Given exercise:
Return each entry exactly, with none missing.

Provided data:
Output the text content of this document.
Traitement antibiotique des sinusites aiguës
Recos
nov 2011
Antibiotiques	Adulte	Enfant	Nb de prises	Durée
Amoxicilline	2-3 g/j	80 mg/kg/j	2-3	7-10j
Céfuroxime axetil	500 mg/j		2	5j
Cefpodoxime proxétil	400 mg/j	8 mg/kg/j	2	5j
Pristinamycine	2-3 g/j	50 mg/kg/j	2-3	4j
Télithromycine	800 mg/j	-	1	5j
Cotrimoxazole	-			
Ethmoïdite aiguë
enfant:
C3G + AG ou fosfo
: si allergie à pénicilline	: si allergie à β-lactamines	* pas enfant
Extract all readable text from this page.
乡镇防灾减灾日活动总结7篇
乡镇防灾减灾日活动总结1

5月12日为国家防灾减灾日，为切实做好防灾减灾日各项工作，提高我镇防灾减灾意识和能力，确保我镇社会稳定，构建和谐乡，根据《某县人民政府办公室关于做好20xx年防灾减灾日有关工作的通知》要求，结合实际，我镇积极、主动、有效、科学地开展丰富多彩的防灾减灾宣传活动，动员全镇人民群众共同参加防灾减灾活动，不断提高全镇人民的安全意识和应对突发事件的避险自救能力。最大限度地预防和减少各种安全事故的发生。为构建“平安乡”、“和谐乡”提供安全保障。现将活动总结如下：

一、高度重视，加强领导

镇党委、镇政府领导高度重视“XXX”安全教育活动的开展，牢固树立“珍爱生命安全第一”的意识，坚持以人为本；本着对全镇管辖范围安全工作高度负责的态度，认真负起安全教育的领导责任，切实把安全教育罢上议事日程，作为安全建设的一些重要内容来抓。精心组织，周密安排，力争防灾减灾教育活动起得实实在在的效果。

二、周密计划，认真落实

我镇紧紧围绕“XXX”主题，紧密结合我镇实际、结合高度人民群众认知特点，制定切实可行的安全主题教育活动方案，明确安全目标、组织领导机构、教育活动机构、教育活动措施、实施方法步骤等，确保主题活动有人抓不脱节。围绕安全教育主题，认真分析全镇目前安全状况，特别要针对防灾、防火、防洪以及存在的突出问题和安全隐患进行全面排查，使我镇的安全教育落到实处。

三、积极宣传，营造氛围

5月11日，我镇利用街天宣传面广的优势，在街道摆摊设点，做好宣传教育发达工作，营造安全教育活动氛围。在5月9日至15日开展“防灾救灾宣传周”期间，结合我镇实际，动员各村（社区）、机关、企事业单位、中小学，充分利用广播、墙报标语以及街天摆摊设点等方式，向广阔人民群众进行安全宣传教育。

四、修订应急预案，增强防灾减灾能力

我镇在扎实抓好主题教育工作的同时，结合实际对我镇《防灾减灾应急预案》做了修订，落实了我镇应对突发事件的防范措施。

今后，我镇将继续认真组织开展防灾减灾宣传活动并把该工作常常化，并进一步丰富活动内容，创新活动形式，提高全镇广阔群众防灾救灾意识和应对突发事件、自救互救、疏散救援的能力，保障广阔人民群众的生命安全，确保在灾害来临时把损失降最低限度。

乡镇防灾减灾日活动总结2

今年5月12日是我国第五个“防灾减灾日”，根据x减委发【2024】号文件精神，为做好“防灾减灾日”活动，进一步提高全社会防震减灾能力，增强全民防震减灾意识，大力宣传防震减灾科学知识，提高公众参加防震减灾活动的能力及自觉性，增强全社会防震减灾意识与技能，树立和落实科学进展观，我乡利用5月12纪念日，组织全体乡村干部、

Complete output:
Output the text content of this document.
Traitement antibiotique des sinusites aiguës
Recos
nov 2011
Antibiotiques	Adulte	Enfant	Nb de prises	Durée
Amoxicilline	2-3 g/j	80 mg/kg/j	2-3	7-10j
Céfuroxime axetil	500 mg/j		2	5j
Cefpodoxime proxétil	400 mg/j	8 mg/kg/j	2	5j
Pristinamycine	2-3 g/j	50 mg/kg/j	2-3	4j
Télithromycine	800 mg/j	-	1	5j
Cotrimoxazole	-			
Ethmoïdite aiguë
enfant:
C3G + AG ou fosfo
: si allergie à pénicilline	: si allergie à β-lactamines	* pas enfant
Extract all readable text from this page.
乡镇防灾减灾日活动总结7篇
乡镇防灾减灾日活动总结1

5月12日为国家防灾减灾日，为切实做好防灾减灾日各项工作，提高我镇防灾减灾意识和能力，确保我镇社会稳定，构建和谐乡，根据《某县人民政府办公室关于做好20xx年防灾减灾日有关工作的通知》要求，结合实际，我镇积极、主动、有效、科学地开展丰富多彩的防灾减灾宣传活动，动员全镇人民群众共同参加防灾减灾活动，不断提高全镇人民的安全意识和应对突发事件的避险自救能力。最大限度地预防和减少各种安全事故的发生。为构建“平安乡”、“和谐乡”提供安全保障。现将活动总结如下：

一、高度重视，加强领导

镇党委、镇政府领导高度重视“XXX”安全教育活动的开展，牢固树立“珍爱生命安全第一”的意识，坚持以人为本；本着对全镇管辖范围安全工作高度负责的态度，认真负起安全教育的领导责任，切实把安全教育罢上议事日程，作为安全建设的一些重要内容来抓。精心组织，周密安排，力争防灾减灾教育活动起得实实在在的效果。

二、周密计划，认真落实

我镇紧紧围绕“XXX”主题，紧密结合我镇实际、结合高度人民群众认知特点，制定切实可行的安全主题教育活动方案，明确安全目标、组织领导机构、教育活动机构、教育活动措施、实施方法步骤等，确保主题活动有人抓不脱节。围绕安全教育主题，认真分析全镇目前安全状况，特别要针对防灾、防火、防洪以及存在的突出问题和安全隐患进行全面排查，使我镇的安全教育落到实处。

三、积极宣传，营造氛围

5月11日，我镇利用街天宣传面广的优势，在街道摆摊设点，做好宣传教育发达工作，营造安全教育活动氛围。在5月9日至15日开展“防灾救灾宣传周”期间，结合我镇实际，动员各村（社区）、机关、企事业单位、中小学，充分利用广播、墙报标语以及街天摆摊设点等方式，向广阔人民群众进行安全宣传教育。

四、修订应急预案，增强防灾减灾能力

我镇在扎实抓好主题教育工作的同时，结合实际对我镇《防灾减灾应急预案》做了修订，落实了我镇应对突发事件的防范措施。

今后，我镇将继续认真组织开展防灾减灾宣传活动并把该工作常常化，并进一步丰富活动内容，创新活动形式，提高全镇广阔群众防灾救灾意识和应对突发事件、自救互救、疏散救援的能力，保障广阔人民群众的生命安全，确保在灾害来临时把损失降最低限度。

乡镇防灾减灾日活动总结2

今年5月12日是我国第五个“防灾减灾日”，根据x减委发【2024】号文件精神，为做好“防灾减灾日”活动，进一步提高全社会防震减灾能力，增强全民防震减灾意识，大力宣传防震减灾科学知识，提高公众参加防震减灾活动的能力及自觉性，增强全社会防震减灾意识与技能，树立和落实科学进展观，我乡利用5月12纪念日，组织全体乡村干部、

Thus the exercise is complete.